WORK REQUIRED
Look through the listing below and work out how many of its lines hold the word "chặn". Give only the number.

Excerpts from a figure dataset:
────────
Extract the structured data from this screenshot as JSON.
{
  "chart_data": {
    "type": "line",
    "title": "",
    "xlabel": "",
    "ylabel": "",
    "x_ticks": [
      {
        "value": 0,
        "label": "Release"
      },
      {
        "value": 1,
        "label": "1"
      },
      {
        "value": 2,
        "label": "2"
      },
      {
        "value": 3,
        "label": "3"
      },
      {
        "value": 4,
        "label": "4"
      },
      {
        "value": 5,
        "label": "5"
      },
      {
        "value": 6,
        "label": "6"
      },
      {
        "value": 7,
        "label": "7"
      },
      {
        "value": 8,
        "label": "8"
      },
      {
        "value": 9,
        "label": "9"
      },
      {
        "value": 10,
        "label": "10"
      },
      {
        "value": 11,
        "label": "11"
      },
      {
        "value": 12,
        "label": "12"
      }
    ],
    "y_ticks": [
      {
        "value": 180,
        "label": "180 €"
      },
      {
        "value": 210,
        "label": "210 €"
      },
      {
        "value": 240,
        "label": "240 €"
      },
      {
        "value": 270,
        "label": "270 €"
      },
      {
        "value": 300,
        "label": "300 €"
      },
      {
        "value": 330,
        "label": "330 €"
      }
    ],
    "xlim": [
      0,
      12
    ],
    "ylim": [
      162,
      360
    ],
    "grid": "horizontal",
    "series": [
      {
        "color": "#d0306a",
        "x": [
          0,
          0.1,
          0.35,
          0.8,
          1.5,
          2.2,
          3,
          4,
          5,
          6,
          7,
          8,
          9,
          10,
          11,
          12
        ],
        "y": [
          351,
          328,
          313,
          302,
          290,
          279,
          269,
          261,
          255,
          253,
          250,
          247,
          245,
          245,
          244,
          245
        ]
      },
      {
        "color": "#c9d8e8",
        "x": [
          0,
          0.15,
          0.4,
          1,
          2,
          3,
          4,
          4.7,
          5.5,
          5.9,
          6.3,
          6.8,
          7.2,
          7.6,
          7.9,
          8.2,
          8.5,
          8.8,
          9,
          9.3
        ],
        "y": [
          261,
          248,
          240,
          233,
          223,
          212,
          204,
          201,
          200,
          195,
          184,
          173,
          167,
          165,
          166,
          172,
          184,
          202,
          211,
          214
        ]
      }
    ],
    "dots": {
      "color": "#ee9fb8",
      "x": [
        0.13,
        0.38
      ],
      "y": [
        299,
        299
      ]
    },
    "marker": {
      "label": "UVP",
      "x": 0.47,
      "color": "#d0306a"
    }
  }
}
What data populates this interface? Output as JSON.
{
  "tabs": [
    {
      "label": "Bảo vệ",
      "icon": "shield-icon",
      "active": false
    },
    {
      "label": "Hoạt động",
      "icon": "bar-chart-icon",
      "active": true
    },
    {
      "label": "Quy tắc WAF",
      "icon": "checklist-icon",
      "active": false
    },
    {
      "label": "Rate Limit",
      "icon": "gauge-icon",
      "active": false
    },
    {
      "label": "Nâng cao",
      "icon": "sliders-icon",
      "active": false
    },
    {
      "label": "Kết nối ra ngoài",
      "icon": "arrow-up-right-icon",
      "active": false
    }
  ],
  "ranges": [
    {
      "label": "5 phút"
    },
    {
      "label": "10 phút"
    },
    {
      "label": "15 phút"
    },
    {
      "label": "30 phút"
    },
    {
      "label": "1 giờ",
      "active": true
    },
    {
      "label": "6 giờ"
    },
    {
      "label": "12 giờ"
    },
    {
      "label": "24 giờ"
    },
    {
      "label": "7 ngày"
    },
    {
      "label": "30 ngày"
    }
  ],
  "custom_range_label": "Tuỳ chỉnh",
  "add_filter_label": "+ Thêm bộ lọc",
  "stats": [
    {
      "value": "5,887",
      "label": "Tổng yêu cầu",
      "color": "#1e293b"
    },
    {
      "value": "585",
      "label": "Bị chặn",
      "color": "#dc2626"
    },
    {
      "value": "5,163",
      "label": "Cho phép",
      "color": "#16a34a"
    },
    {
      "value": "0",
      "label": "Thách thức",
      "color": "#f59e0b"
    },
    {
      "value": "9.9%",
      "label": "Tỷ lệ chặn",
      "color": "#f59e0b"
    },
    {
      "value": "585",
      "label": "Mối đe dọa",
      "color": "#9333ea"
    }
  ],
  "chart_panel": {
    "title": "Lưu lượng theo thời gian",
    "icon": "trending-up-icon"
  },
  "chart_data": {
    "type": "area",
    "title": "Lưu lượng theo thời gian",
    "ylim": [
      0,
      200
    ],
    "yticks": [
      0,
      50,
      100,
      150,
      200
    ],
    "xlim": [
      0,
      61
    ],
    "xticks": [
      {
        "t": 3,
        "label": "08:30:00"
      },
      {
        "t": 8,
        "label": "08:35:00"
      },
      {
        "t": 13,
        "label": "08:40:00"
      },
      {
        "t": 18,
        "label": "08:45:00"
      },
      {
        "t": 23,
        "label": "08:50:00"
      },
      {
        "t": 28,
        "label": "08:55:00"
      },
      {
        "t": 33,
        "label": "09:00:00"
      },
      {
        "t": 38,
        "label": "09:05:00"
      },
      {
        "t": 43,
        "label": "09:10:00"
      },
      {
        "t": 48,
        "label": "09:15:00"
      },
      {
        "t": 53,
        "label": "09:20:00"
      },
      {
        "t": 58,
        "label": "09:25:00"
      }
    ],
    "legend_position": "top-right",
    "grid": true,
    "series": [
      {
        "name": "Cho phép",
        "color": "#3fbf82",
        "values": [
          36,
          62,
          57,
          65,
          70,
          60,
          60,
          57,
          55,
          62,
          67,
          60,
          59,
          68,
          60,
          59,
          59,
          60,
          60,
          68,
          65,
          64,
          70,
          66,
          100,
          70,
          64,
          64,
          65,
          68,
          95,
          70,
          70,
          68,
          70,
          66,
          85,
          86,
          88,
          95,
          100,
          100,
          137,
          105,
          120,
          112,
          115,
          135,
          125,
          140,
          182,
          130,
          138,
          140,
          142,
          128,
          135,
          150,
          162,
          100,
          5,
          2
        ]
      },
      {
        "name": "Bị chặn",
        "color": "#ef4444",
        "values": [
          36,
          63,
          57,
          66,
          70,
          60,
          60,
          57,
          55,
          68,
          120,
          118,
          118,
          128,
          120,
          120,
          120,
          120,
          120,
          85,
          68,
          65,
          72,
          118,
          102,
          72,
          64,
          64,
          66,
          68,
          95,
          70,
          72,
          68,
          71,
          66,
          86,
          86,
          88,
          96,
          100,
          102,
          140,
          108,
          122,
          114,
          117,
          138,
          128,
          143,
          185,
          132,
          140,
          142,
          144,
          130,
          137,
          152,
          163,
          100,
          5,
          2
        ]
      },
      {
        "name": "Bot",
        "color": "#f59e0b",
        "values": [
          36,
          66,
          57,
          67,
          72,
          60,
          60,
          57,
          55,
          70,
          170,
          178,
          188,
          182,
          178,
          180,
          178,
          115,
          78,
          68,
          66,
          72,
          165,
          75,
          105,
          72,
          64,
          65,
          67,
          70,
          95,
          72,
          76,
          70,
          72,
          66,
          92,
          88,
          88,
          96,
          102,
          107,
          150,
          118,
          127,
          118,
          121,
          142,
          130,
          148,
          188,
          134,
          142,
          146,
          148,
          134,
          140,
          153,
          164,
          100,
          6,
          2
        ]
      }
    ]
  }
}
────────
THE REPLY
3